■ Entries:
- - - - - - -

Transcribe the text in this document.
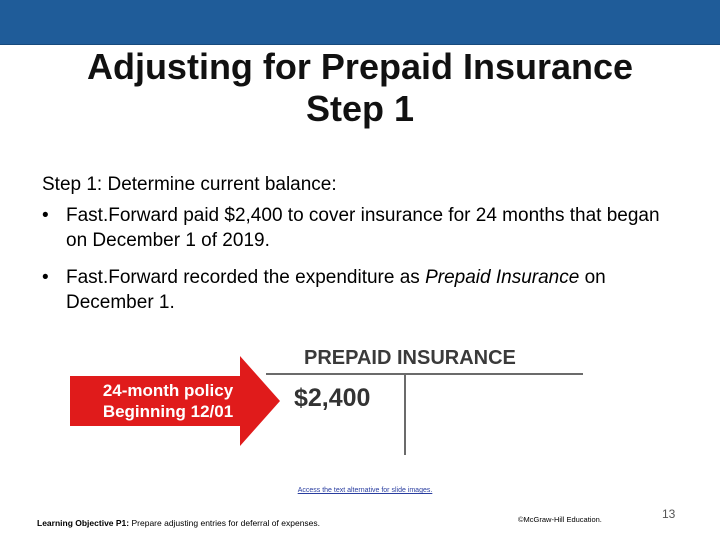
Adjusting for Prepaid Insurance
Step 1
Step 1: Determine current balance:
• Fast.Forward paid $2,400 to cover insurance for 24 months that began on December 1 of 2019.
• Fast.Forward recorded the expenditure as Prepaid Insurance on December 1.
24-month policy
Beginning 12/01
PREPAID INSURANCE
$2,400
Access the text alternative for slide images.
Learning Objective P1: Prepare adjusting entries for deferral of expenses.	©McGraw-Hill Education.	13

- - - - - - -

■ What to do: Reproduce the entries exactly. Do not carry over any picture.

■ Solution for this problem:
Transcribe the text in this document.
Adjusting for Prepaid Insurance
Step 1
Step 1: Determine current balance:
• Fast.Forward paid $2,400 to cover insurance for 24 months that began on December 1 of 2019.
• Fast.Forward recorded the expenditure as Prepaid Insurance on December 1.
24-month policy
Beginning 12/01
PREPAID INSURANCE
$2,400
Access the text alternative for slide images.
Learning Objective P1: Prepare adjusting entries for deferral of expenses.	©McGraw-Hill Education.	13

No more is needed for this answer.